### Working data ###

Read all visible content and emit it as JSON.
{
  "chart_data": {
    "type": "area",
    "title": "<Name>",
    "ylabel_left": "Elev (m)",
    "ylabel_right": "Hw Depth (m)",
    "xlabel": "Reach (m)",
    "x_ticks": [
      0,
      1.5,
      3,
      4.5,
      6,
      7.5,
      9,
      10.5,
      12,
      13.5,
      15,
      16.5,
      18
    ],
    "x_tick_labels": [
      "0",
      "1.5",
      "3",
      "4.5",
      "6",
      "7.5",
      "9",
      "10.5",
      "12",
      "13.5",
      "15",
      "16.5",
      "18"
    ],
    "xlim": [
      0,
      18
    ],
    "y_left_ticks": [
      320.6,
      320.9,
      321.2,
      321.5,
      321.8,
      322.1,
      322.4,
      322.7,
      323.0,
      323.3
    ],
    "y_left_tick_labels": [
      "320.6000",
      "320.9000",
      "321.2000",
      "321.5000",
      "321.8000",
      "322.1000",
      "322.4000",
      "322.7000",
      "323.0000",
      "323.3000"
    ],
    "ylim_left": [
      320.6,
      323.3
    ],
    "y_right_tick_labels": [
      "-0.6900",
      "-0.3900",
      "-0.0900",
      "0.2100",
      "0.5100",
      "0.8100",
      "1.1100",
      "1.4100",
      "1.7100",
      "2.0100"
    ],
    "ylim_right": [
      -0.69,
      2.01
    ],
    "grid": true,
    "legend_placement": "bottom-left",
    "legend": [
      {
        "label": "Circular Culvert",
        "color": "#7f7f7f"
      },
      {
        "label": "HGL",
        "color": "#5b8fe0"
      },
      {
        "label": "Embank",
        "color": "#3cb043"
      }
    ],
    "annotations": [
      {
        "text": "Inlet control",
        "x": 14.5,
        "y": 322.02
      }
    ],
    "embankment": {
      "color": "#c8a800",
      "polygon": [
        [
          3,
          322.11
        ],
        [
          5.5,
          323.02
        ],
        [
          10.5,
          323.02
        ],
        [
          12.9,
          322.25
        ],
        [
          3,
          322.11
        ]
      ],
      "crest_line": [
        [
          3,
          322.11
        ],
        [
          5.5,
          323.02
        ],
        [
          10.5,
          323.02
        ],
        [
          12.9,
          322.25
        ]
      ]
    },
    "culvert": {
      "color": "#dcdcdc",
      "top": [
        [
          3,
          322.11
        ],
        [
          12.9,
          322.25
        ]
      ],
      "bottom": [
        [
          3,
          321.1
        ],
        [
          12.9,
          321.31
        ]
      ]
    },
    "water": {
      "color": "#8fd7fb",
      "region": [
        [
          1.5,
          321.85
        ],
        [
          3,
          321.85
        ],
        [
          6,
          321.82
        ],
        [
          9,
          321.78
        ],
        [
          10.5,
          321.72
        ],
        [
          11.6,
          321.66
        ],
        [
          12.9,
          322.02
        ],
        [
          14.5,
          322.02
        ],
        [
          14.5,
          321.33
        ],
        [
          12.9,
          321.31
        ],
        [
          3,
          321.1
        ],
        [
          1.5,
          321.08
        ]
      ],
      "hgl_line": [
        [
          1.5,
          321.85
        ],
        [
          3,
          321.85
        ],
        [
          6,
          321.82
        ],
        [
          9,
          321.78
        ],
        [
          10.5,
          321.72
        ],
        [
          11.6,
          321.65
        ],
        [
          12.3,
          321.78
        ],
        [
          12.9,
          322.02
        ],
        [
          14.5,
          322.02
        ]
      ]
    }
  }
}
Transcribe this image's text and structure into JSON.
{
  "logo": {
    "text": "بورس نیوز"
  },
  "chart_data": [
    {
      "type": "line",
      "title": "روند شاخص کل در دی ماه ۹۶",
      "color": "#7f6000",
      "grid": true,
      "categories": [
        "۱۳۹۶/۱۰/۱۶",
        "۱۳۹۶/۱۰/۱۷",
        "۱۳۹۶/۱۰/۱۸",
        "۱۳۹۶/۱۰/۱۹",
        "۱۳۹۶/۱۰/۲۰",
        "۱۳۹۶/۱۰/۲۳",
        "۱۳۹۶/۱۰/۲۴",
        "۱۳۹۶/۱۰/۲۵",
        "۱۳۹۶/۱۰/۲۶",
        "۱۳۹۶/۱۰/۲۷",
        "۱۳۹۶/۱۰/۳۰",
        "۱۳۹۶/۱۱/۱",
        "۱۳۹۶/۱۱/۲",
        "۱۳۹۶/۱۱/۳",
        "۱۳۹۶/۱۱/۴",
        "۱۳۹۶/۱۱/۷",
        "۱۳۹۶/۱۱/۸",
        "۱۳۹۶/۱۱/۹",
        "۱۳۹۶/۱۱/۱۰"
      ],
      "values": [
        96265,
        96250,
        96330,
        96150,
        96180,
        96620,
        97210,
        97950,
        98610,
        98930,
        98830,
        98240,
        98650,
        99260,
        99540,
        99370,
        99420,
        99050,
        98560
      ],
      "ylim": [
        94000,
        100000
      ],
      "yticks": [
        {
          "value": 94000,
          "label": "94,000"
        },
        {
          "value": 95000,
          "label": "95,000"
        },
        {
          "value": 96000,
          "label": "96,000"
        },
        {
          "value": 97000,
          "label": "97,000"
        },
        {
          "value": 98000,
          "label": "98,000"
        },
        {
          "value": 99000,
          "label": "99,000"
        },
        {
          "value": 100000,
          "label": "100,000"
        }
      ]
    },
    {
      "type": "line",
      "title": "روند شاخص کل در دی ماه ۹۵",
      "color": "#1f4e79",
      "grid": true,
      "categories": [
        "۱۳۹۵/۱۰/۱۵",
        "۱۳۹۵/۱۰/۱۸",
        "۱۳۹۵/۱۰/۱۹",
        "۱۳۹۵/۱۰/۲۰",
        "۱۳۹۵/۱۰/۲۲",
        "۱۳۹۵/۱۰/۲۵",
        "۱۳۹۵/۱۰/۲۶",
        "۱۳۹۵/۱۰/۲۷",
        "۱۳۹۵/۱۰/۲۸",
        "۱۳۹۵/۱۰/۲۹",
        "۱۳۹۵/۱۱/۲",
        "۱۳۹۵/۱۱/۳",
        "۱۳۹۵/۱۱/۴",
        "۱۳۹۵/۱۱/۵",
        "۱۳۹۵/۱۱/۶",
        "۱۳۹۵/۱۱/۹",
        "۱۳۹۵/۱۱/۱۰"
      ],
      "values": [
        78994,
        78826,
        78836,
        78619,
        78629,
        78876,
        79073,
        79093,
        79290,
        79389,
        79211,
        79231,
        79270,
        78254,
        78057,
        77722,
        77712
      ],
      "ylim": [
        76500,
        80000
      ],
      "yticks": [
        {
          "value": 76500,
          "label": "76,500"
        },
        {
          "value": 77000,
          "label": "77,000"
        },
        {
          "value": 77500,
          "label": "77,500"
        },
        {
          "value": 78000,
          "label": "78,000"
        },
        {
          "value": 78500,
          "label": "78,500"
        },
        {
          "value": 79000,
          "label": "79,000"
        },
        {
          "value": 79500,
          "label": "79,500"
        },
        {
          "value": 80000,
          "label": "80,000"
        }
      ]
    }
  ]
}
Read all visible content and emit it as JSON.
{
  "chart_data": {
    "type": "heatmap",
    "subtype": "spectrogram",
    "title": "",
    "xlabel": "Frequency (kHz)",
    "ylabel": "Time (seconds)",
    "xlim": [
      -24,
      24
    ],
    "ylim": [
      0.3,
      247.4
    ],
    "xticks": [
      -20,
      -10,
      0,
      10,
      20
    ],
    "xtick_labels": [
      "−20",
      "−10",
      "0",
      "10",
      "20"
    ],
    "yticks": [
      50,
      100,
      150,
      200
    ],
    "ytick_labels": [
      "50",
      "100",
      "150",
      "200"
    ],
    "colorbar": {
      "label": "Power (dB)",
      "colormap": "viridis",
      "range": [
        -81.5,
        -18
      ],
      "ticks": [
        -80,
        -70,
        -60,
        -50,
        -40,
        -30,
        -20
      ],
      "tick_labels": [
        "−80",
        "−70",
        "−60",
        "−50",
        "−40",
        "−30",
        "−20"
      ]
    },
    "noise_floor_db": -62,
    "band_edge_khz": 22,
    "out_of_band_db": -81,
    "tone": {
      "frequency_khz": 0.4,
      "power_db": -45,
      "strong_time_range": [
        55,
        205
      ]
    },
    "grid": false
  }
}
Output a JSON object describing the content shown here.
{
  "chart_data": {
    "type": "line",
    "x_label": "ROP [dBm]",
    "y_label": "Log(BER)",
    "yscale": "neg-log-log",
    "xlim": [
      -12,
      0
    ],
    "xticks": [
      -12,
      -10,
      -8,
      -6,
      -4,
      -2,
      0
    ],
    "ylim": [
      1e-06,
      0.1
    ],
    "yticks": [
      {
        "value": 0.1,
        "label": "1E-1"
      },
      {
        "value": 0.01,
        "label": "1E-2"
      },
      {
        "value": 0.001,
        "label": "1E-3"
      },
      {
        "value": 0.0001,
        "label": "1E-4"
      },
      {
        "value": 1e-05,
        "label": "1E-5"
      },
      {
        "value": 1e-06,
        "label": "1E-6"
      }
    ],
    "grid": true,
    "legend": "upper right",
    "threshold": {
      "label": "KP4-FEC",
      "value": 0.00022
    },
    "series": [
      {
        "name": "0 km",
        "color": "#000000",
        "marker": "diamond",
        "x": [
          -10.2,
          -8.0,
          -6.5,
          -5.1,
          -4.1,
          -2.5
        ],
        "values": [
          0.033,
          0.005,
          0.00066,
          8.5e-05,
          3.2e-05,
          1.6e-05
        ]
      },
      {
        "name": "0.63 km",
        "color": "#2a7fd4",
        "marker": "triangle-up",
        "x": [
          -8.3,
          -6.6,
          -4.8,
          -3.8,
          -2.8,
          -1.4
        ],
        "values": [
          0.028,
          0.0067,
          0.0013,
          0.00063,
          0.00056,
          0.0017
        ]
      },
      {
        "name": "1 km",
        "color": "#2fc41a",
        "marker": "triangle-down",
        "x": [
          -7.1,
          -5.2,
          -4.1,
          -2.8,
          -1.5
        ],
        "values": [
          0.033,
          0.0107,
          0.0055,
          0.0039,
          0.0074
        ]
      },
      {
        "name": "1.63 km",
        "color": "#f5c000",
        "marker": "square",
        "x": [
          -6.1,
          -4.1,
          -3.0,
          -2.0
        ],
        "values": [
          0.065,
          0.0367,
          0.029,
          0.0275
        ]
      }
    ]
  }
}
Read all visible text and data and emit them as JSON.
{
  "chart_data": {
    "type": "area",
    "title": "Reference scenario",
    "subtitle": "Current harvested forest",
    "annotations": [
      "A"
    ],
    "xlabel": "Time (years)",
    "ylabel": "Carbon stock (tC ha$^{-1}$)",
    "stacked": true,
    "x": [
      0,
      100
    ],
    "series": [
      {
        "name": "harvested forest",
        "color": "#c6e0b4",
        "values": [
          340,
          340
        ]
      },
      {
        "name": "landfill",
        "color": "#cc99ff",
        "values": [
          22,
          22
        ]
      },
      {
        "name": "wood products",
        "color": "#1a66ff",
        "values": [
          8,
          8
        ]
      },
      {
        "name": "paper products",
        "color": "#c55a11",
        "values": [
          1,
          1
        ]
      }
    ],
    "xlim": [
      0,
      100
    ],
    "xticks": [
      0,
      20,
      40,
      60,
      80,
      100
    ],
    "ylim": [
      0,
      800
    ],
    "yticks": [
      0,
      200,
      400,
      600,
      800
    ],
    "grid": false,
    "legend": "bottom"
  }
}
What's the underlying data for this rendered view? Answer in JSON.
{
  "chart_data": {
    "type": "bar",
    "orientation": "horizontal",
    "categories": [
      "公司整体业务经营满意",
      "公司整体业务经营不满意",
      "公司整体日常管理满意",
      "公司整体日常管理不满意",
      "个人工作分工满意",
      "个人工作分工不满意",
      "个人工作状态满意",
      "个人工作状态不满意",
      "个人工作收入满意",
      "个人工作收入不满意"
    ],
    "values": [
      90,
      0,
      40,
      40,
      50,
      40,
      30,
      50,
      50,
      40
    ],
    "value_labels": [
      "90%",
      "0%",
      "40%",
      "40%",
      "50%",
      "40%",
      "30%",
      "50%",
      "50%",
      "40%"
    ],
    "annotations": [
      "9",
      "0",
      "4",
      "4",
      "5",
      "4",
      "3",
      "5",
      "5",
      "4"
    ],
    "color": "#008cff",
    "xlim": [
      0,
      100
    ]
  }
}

###

• _Given instruction_:
Lines holding the word "JSON" in the entries above are the ones to pull out. Copy them all.

• _Answer to the exercise_:
Read all visible content and emit it as JSON.
Transcribe this image's text and structure into JSON.
Read all visible content and emit it as JSON.
Output a JSON object describing the content shown here.
Read all visible text and data and emit them as JSON.
What's the underlying data for this rendered view? Answer in JSON.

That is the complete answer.